Quote the listing below in full and exactly as written, but omit every picture.

[START]

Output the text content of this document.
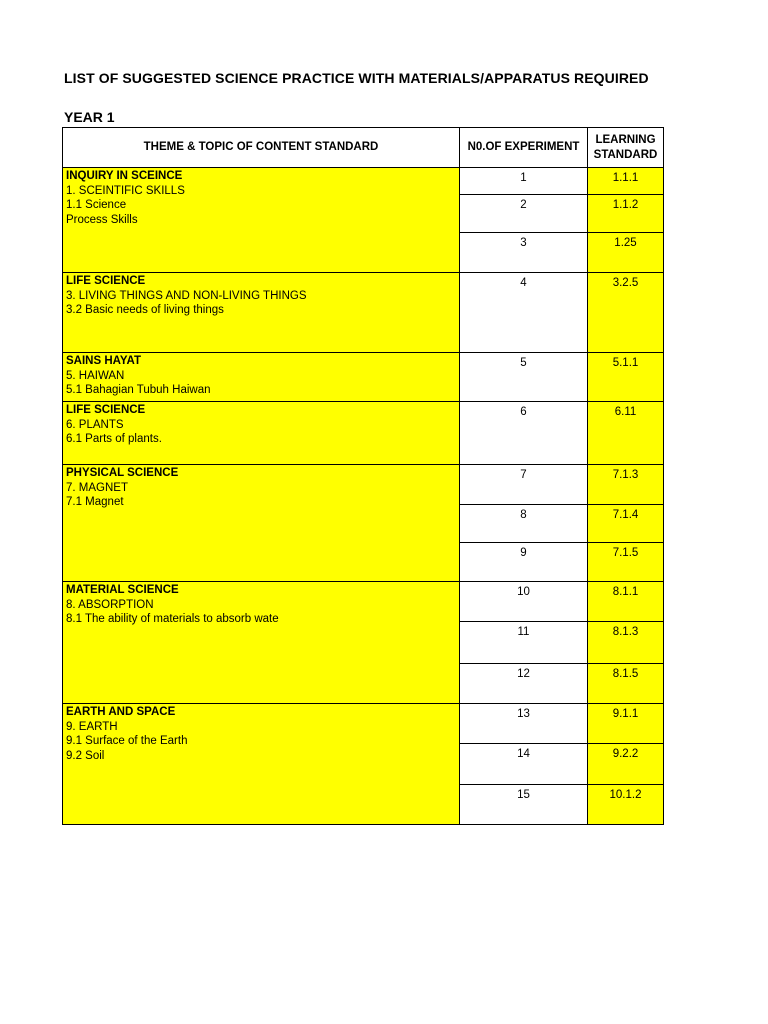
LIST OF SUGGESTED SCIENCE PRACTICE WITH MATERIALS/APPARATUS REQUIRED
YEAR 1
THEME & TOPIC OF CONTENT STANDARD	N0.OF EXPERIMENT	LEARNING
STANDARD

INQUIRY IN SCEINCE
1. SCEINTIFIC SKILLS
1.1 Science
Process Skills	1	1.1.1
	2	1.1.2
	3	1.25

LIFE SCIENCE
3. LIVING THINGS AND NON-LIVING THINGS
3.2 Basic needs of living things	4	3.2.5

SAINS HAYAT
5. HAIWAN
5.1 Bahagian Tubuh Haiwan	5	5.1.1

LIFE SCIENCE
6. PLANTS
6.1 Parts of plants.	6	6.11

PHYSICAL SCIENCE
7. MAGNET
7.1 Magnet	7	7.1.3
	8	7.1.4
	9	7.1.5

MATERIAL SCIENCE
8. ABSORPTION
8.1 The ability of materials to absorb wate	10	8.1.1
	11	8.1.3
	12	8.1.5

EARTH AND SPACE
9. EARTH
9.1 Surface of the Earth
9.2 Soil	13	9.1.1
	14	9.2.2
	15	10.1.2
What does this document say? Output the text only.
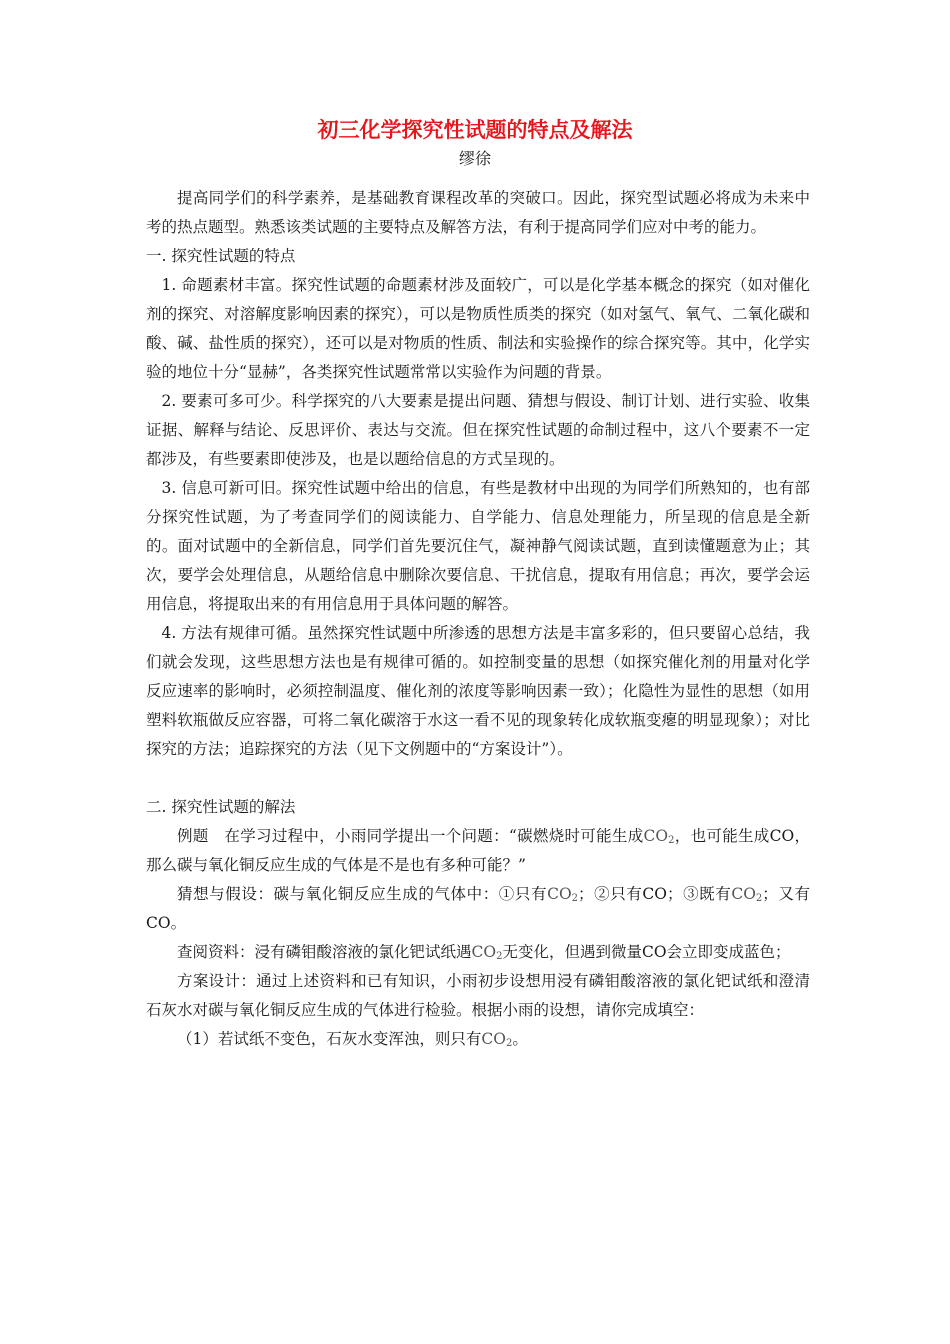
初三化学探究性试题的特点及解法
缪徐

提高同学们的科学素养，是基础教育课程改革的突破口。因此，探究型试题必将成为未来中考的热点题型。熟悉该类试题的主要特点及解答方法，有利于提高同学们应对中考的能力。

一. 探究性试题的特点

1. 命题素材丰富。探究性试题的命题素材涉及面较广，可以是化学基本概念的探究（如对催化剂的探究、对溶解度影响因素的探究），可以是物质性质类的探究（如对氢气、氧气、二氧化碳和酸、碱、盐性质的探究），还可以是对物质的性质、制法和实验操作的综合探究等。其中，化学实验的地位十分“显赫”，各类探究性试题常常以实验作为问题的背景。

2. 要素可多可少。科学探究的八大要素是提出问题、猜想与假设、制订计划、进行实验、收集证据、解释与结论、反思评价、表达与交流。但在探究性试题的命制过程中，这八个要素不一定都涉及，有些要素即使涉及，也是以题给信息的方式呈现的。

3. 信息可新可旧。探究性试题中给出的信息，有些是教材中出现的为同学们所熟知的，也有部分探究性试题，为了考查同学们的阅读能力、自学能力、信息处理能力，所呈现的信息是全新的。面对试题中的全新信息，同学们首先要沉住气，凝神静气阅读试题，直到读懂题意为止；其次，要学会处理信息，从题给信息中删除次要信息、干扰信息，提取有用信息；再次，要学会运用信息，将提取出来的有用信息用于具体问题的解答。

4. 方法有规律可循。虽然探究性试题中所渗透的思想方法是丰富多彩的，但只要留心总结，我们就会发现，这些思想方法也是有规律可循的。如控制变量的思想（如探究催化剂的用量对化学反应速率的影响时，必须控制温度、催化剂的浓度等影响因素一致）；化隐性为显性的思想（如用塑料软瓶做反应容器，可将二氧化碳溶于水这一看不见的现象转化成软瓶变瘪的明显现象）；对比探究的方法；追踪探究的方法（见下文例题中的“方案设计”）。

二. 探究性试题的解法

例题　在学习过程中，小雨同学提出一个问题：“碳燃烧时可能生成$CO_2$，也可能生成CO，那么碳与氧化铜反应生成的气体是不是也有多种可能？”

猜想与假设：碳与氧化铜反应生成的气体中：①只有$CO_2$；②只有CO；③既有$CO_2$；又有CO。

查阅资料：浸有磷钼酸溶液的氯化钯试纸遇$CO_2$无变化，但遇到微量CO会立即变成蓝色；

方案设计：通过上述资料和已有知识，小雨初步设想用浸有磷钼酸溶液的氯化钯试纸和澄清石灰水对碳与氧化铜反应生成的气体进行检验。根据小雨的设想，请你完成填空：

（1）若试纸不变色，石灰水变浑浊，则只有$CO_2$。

[END]

### RESULT BELOW
Output the text content of this document.
LIST OF SUGGESTED SCIENCE PRACTICE WITH MATERIALS/APPARATUS REQUIRED
YEAR 1
THEME & TOPIC OF CONTENT STANDARD	N0.OF EXPERIMENT	LEARNING
STANDARD

INQUIRY IN SCEINCE
1. SCEINTIFIC SKILLS
1.1 Science
Process Skills	1	1.1.1
	2	1.1.2
	3	1.25

LIFE SCIENCE
3. LIVING THINGS AND NON-LIVING THINGS
3.2 Basic needs of living things	4	3.2.5

SAINS HAYAT
5. HAIWAN
5.1 Bahagian Tubuh Haiwan	5	5.1.1

LIFE SCIENCE
6. PLANTS
6.1 Parts of plants.	6	6.11

PHYSICAL SCIENCE
7. MAGNET
7.1 Magnet	7	7.1.3
	8	7.1.4
	9	7.1.5

MATERIAL SCIENCE
8. ABSORPTION
8.1 The ability of materials to absorb wate	10	8.1.1
	11	8.1.3
	12	8.1.5

EARTH AND SPACE
9. EARTH
9.1 Surface of the Earth
9.2 Soil	13	9.1.1
	14	9.2.2
	15	10.1.2
What does this document say? Output the text only.
初三化学探究性试题的特点及解法
缪徐

提高同学们的科学素养，是基础教育课程改革的突破口。因此，探究型试题必将成为未来中考的热点题型。熟悉该类试题的主要特点及解答方法，有利于提高同学们应对中考的能力。

一. 探究性试题的特点

1. 命题素材丰富。探究性试题的命题素材涉及面较广，可以是化学基本概念的探究（如对催化剂的探究、对溶解度影响因素的探究），可以是物质性质类的探究（如对氢气、氧气、二氧化碳和酸、碱、盐性质的探究），还可以是对物质的性质、制法和实验操作的综合探究等。其中，化学实验的地位十分“显赫”，各类探究性试题常常以实验作为问题的背景。

2. 要素可多可少。科学探究的八大要素是提出问题、猜想与假设、制订计划、进行实验、收集证据、解释与结论、反思评价、表达与交流。但在探究性试题的命制过程中，这八个要素不一定都涉及，有些要素即使涉及，也是以题给信息的方式呈现的。

3. 信息可新可旧。探究性试题中给出的信息，有些是教材中出现的为同学们所熟知的，也有部分探究性试题，为了考查同学们的阅读能力、自学能力、信息处理能力，所呈现的信息是全新的。面对试题中的全新信息，同学们首先要沉住气，凝神静气阅读试题，直到读懂题意为止；其次，要学会处理信息，从题给信息中删除次要信息、干扰信息，提取有用信息；再次，要学会运用信息，将提取出来的有用信息用于具体问题的解答。

4. 方法有规律可循。虽然探究性试题中所渗透的思想方法是丰富多彩的，但只要留心总结，我们就会发现，这些思想方法也是有规律可循的。如控制变量的思想（如探究催化剂的用量对化学反应速率的影响时，必须控制温度、催化剂的浓度等影响因素一致）；化隐性为显性的思想（如用塑料软瓶做反应容器，可将二氧化碳溶于水这一看不见的现象转化成软瓶变瘪的明显现象）；对比探究的方法；追踪探究的方法（见下文例题中的“方案设计”）。

二. 探究性试题的解法

例题　在学习过程中，小雨同学提出一个问题：“碳燃烧时可能生成$CO_2$，也可能生成CO，那么碳与氧化铜反应生成的气体是不是也有多种可能？”

猜想与假设：碳与氧化铜反应生成的气体中：①只有$CO_2$；②只有CO；③既有$CO_2$；又有CO。

查阅资料：浸有磷钼酸溶液的氯化钯试纸遇$CO_2$无变化，但遇到微量CO会立即变成蓝色；

方案设计：通过上述资料和已有知识，小雨初步设想用浸有磷钼酸溶液的氯化钯试纸和澄清石灰水对碳与氧化铜反应生成的气体进行检验。根据小雨的设想，请你完成填空：

（1）若试纸不变色，石灰水变浑浊，则只有$CO_2$。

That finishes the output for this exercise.